**What is required:**
Find the lines containing "Change" and say how many there are, with no other words.
## begin Entries provided
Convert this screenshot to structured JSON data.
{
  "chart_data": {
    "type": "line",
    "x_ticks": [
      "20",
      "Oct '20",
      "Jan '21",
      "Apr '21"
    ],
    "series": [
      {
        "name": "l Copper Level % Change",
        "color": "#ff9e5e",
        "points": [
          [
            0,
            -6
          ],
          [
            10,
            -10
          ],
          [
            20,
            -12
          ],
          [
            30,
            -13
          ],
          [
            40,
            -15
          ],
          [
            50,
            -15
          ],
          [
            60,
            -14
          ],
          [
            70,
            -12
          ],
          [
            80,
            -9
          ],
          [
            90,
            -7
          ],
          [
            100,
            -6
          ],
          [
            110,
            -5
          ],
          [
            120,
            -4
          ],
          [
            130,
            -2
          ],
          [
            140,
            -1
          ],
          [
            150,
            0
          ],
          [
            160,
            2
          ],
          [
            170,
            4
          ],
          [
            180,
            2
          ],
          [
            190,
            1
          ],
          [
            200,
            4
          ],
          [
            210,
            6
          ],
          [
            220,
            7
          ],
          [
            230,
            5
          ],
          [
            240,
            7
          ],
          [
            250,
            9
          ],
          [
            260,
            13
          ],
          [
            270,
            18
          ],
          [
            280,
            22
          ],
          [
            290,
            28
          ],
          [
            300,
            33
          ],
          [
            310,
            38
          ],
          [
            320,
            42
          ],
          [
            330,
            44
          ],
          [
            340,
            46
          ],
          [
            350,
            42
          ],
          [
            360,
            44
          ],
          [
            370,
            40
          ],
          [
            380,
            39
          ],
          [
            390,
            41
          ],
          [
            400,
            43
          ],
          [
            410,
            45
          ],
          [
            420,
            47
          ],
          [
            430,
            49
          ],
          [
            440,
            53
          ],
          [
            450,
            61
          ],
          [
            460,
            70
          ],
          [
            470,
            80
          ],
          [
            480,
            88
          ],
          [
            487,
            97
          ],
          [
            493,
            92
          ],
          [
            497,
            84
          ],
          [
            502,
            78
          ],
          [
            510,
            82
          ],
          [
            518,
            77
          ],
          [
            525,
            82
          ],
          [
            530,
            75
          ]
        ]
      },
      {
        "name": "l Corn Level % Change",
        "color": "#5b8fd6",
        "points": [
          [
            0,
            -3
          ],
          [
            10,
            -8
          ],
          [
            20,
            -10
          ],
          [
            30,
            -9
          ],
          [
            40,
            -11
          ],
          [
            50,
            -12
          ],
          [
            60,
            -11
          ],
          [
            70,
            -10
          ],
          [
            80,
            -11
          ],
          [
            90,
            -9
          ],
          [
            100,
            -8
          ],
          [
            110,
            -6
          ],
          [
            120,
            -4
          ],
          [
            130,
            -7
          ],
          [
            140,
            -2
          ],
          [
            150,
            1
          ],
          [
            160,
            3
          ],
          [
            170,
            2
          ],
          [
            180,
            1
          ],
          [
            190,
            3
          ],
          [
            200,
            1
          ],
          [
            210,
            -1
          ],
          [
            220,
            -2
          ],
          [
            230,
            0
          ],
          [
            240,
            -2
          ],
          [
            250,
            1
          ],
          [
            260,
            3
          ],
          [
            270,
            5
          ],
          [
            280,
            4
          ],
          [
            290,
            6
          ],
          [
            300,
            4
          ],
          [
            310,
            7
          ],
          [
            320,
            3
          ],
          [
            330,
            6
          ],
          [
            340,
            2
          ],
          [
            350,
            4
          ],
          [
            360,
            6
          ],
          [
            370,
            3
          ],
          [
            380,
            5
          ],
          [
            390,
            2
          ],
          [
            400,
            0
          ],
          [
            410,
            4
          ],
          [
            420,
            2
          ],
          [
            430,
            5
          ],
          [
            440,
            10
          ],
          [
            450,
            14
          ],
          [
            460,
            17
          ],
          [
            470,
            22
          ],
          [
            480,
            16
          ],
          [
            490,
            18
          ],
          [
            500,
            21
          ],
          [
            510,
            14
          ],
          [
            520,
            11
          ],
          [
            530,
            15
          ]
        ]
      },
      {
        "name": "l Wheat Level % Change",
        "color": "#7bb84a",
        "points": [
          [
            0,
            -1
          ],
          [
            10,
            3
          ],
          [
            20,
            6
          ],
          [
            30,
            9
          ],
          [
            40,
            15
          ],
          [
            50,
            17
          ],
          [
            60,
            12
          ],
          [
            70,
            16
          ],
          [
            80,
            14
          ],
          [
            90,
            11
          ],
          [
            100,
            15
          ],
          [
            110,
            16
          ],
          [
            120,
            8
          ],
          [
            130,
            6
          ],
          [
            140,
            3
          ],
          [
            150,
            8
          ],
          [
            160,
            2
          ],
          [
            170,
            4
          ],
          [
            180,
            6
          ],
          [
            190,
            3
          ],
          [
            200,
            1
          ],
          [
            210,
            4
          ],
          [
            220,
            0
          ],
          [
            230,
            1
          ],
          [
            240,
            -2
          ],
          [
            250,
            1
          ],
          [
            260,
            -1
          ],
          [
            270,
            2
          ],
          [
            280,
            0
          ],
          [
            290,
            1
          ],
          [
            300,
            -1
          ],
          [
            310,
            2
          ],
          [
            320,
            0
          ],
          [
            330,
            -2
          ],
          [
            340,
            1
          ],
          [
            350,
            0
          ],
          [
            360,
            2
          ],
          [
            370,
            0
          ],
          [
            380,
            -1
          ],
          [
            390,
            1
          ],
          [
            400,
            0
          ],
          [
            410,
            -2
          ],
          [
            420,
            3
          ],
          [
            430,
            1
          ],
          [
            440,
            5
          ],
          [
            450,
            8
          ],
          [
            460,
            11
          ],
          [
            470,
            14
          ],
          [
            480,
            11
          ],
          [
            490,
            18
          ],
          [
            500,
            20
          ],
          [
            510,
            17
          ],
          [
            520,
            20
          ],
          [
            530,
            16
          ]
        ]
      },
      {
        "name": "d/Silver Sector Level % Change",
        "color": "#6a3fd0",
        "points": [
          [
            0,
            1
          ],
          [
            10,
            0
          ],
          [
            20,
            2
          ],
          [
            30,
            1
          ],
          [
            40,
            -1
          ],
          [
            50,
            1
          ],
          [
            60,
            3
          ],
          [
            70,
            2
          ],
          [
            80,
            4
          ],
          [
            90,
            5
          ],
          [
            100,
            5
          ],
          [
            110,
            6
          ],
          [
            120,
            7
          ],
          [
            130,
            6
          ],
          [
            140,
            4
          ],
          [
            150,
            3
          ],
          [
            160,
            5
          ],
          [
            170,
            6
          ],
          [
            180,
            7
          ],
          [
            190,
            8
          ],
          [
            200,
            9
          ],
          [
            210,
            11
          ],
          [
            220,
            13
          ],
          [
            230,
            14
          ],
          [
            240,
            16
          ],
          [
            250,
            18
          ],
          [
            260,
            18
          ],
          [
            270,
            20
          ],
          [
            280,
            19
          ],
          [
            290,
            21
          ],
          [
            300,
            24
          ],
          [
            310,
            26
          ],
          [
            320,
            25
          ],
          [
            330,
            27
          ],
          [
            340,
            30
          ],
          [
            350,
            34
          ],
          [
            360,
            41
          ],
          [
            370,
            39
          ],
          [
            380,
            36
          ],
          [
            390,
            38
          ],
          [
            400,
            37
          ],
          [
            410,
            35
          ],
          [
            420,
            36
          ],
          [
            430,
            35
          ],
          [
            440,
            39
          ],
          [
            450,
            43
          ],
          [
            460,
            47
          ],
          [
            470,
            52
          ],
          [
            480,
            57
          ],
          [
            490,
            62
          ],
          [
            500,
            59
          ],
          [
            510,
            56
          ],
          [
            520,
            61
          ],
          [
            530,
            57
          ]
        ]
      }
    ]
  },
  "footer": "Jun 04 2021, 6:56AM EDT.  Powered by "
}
## end Entries provided
**Exercise answer:**
4